▶ **Prompt**
All entries must be extracted exactly, with nothing added or dropped.

[Collected data]
---------------

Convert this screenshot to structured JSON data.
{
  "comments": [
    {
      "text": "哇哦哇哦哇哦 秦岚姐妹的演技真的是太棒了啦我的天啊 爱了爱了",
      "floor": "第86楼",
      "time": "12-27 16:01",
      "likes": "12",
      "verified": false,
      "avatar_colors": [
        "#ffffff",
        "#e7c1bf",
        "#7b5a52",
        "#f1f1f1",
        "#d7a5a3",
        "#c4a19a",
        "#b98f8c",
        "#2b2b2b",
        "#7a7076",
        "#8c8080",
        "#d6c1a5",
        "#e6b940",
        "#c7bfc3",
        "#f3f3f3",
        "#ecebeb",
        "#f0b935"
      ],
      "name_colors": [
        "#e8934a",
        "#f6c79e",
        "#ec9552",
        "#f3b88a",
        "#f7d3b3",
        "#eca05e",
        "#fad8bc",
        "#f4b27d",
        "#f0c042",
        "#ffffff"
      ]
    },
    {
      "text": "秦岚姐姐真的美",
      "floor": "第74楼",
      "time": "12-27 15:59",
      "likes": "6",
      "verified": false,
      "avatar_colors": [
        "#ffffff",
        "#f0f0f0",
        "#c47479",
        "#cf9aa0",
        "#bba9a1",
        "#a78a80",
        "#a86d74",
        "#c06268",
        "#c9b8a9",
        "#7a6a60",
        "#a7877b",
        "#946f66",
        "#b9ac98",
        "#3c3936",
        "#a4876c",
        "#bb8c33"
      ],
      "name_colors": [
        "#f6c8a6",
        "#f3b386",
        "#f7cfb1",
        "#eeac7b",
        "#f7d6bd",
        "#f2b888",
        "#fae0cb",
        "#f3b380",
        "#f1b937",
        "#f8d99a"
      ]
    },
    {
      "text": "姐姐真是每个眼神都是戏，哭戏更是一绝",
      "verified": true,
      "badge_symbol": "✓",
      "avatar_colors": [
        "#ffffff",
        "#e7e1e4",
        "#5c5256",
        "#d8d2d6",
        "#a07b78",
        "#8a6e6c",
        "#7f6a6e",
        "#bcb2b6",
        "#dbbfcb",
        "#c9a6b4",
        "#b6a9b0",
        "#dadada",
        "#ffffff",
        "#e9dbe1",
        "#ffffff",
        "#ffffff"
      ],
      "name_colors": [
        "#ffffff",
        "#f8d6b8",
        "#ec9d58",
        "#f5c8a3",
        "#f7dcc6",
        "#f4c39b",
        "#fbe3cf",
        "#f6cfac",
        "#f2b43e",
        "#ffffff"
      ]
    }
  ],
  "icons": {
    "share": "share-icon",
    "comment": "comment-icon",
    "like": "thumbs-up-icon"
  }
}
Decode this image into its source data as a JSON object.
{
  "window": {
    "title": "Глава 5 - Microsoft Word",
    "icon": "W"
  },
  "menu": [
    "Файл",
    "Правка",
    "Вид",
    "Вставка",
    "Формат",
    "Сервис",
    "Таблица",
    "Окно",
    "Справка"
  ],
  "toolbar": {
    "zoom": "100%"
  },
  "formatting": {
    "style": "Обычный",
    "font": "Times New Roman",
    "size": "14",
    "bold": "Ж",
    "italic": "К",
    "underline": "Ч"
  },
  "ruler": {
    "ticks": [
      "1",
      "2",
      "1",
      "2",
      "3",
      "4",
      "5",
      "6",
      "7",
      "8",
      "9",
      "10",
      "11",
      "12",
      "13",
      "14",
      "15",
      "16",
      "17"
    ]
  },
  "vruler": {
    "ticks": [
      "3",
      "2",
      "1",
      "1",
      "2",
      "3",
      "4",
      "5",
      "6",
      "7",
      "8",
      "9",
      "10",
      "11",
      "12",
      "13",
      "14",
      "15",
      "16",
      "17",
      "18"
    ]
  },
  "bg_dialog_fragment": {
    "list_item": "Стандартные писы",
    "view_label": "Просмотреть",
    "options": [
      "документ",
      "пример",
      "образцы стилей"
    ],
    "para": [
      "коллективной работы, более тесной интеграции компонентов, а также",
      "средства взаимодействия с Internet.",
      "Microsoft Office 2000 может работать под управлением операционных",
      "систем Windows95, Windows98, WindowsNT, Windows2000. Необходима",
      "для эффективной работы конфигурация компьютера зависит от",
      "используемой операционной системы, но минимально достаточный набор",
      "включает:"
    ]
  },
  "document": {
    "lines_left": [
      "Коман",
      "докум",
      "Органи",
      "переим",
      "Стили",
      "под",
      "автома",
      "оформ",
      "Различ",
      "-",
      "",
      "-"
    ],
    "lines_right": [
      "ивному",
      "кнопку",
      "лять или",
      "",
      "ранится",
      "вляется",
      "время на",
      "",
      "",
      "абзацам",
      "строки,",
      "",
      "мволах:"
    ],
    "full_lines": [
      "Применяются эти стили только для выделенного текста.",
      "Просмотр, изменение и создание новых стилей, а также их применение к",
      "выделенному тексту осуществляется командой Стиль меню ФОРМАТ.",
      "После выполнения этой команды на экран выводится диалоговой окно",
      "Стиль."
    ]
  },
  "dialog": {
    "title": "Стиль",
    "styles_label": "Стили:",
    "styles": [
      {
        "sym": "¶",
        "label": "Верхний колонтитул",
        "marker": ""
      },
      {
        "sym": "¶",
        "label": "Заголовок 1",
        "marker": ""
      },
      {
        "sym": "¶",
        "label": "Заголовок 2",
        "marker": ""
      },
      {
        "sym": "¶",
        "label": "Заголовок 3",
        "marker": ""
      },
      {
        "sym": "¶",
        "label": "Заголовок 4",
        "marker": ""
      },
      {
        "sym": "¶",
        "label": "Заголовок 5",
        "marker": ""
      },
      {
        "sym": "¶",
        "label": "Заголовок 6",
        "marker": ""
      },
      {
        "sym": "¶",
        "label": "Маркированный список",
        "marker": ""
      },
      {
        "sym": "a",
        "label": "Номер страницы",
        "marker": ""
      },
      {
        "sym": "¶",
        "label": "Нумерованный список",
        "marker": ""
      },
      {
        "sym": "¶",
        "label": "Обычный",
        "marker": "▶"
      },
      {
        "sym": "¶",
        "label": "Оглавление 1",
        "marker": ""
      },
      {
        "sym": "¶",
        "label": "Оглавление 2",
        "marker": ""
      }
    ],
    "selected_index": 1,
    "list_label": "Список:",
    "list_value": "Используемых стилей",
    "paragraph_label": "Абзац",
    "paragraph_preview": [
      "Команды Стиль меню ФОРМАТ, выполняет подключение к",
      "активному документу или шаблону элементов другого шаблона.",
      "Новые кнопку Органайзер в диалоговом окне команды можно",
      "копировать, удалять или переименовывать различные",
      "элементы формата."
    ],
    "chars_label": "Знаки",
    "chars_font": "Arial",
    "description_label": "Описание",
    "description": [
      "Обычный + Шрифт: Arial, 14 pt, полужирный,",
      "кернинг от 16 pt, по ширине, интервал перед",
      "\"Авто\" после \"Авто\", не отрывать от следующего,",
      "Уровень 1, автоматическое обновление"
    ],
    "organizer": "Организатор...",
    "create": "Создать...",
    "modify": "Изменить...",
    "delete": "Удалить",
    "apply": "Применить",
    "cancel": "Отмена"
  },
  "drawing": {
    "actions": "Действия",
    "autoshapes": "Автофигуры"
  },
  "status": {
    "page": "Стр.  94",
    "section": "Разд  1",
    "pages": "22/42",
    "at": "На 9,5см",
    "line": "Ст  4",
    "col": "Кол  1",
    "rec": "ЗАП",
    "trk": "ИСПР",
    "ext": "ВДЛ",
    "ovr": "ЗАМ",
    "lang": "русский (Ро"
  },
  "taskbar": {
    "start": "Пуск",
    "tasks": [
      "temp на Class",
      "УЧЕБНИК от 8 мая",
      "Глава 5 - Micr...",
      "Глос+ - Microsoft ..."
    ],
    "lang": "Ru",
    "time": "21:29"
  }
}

---------------

▶ **Solution for this task**
Convert this screenshot to structured JSON data.
{
  "comments": [
    {
      "text": "哇哦哇哦哇哦 秦岚姐妹的演技真的是太棒了啦我的天啊 爱了爱了",
      "floor": "第86楼",
      "time": "12-27 16:01",
      "likes": "12",
      "verified": false,
      "avatar_colors": [
        "#ffffff",
        "#e7c1bf",
        "#7b5a52",
        "#f1f1f1",
        "#d7a5a3",
        "#c4a19a",
        "#b98f8c",
        "#2b2b2b",
        "#7a7076",
        "#8c8080",
        "#d6c1a5",
        "#e6b940",
        "#c7bfc3",
        "#f3f3f3",
        "#ecebeb",
        "#f0b935"
      ],
      "name_colors": [
        "#e8934a",
        "#f6c79e",
        "#ec9552",
        "#f3b88a",
        "#f7d3b3",
        "#eca05e",
        "#fad8bc",
        "#f4b27d",
        "#f0c042",
        "#ffffff"
      ]
    },
    {
      "text": "秦岚姐姐真的美",
      "floor": "第74楼",
      "time": "12-27 15:59",
      "likes": "6",
      "verified": false,
      "avatar_colors": [
        "#ffffff",
        "#f0f0f0",
        "#c47479",
        "#cf9aa0",
        "#bba9a1",
        "#a78a80",
        "#a86d74",
        "#c06268",
        "#c9b8a9",
        "#7a6a60",
        "#a7877b",
        "#946f66",
        "#b9ac98",
        "#3c3936",
        "#a4876c",
        "#bb8c33"
      ],
      "name_colors": [
        "#f6c8a6",
        "#f3b386",
        "#f7cfb1",
        "#eeac7b",
        "#f7d6bd",
        "#f2b888",
        "#fae0cb",
        "#f3b380",
        "#f1b937",
        "#f8d99a"
      ]
    },
    {
      "text": "姐姐真是每个眼神都是戏，哭戏更是一绝",
      "verified": true,
      "badge_symbol": "✓",
      "avatar_colors": [
        "#ffffff",
        "#e7e1e4",
        "#5c5256",
        "#d8d2d6",
        "#a07b78",
        "#8a6e6c",
        "#7f6a6e",
        "#bcb2b6",
        "#dbbfcb",
        "#c9a6b4",
        "#b6a9b0",
        "#dadada",
        "#ffffff",
        "#e9dbe1",
        "#ffffff",
        "#ffffff"
      ],
      "name_colors": [
        "#ffffff",
        "#f8d6b8",
        "#ec9d58",
        "#f5c8a3",
        "#f7dcc6",
        "#f4c39b",
        "#fbe3cf",
        "#f6cfac",
        "#f2b43e",
        "#ffffff"
      ]
    }
  ],
  "icons": {
    "share": "share-icon",
    "comment": "comment-icon",
    "like": "thumbs-up-icon"
  }
}
Decode this image into its source data as a JSON object.
{
  "window": {
    "title": "Глава 5 - Microsoft Word",
    "icon": "W"
  },
  "menu": [
    "Файл",
    "Правка",
    "Вид",
    "Вставка",
    "Формат",
    "Сервис",
    "Таблица",
    "Окно",
    "Справка"
  ],
  "toolbar": {
    "zoom": "100%"
  },
  "formatting": {
    "style": "Обычный",
    "font": "Times New Roman",
    "size": "14",
    "bold": "Ж",
    "italic": "К",
    "underline": "Ч"
  },
  "ruler": {
    "ticks": [
      "1",
      "2",
      "1",
      "2",
      "3",
      "4",
      "5",
      "6",
      "7",
      "8",
      "9",
      "10",
      "11",
      "12",
      "13",
      "14",
      "15",
      "16",
      "17"
    ]
  },
  "vruler": {
    "ticks": [
      "3",
      "2",
      "1",
      "1",
      "2",
      "3",
      "4",
      "5",
      "6",
      "7",
      "8",
      "9",
      "10",
      "11",
      "12",
      "13",
      "14",
      "15",
      "16",
      "17",
      "18"
    ]
  },
  "bg_dialog_fragment": {
    "list_item": "Стандартные писы",
    "view_label": "Просмотреть",
    "options": [
      "документ",
      "пример",
      "образцы стилей"
    ],
    "para": [
      "коллективной работы, более тесной интеграции компонентов, а также",
      "средства взаимодействия с Internet.",
      "Microsoft Office 2000 может работать под управлением операционных",
      "систем Windows95, Windows98, WindowsNT, Windows2000. Необходима",
      "для эффективной работы конфигурация компьютера зависит от",
      "используемой операционной системы, но минимально достаточный набор",
      "включает:"
    ]
  },
  "document": {
    "lines_left": [
      "Коман",
      "докум",
      "Органи",
      "переим",
      "Стили",
      "под",
      "автома",
      "оформ",
      "Различ",
      "-",
      "",
      "-"
    ],
    "lines_right": [
      "ивному",
      "кнопку",
      "лять или",
      "",
      "ранится",
      "вляется",
      "время на",
      "",
      "",
      "абзацам",
      "строки,",
      "",
      "мволах:"
    ],
    "full_lines": [
      "Применяются эти стили только для выделенного текста.",
      "Просмотр, изменение и создание новых стилей, а также их применение к",
      "выделенному тексту осуществляется командой Стиль меню ФОРМАТ.",
      "После выполнения этой команды на экран выводится диалоговой окно",
      "Стиль."
    ]
  },
  "dialog": {
    "title": "Стиль",
    "styles_label": "Стили:",
    "styles": [
      {
        "sym": "¶",
        "label": "Верхний колонтитул",
        "marker": ""
      },
      {
        "sym": "¶",
        "label": "Заголовок 1",
        "marker": ""
      },
      {
        "sym": "¶",
        "label": "Заголовок 2",
        "marker": ""
      },
      {
        "sym": "¶",
        "label": "Заголовок 3",
        "marker": ""
      },
      {
        "sym": "¶",
        "label": "Заголовок 4",
        "marker": ""
      },
      {
        "sym": "¶",
        "label": "Заголовок 5",
        "marker": ""
      },
      {
        "sym": "¶",
        "label": "Заголовок 6",
        "marker": ""
      },
      {
        "sym": "¶",
        "label": "Маркированный список",
        "marker": ""
      },
      {
        "sym": "a",
        "label": "Номер страницы",
        "marker": ""
      },
      {
        "sym": "¶",
        "label": "Нумерованный список",
        "marker": ""
      },
      {
        "sym": "¶",
        "label": "Обычный",
        "marker": "▶"
      },
      {
        "sym": "¶",
        "label": "Оглавление 1",
        "marker": ""
      },
      {
        "sym": "¶",
        "label": "Оглавление 2",
        "marker": ""
      }
    ],
    "selected_index": 1,
    "list_label": "Список:",
    "list_value": "Используемых стилей",
    "paragraph_label": "Абзац",
    "paragraph_preview": [
      "Команды Стиль меню ФОРМАТ, выполняет подключение к",
      "активному документу или шаблону элементов другого шаблона.",
      "Новые кнопку Органайзер в диалоговом окне команды можно",
      "копировать, удалять или переименовывать различные",
      "элементы формата."
    ],
    "chars_label": "Знаки",
    "chars_font": "Arial",
    "description_label": "Описание",
    "description": [
      "Обычный + Шрифт: Arial, 14 pt, полужирный,",
      "кернинг от 16 pt, по ширине, интервал перед",
      "\"Авто\" после \"Авто\", не отрывать от следующего,",
      "Уровень 1, автоматическое обновление"
    ],
    "organizer": "Организатор...",
    "create": "Создать...",
    "modify": "Изменить...",
    "delete": "Удалить",
    "apply": "Применить",
    "cancel": "Отмена"
  },
  "drawing": {
    "actions": "Действия",
    "autoshapes": "Автофигуры"
  },
  "status": {
    "page": "Стр.  94",
    "section": "Разд  1",
    "pages": "22/42",
    "at": "На 9,5см",
    "line": "Ст  4",
    "col": "Кол  1",
    "rec": "ЗАП",
    "trk": "ИСПР",
    "ext": "ВДЛ",
    "ovr": "ЗАМ",
    "lang": "русский (Ро"
  },
  "taskbar": {
    "start": "Пуск",
    "tasks": [
      "temp на Class",
      "УЧЕБНИК от 8 мая",
      "Глава 5 - Micr...",
      "Глос+ - Microsoft ..."
    ],
    "lang": "Ru",
    "time": "21:29"
  }
}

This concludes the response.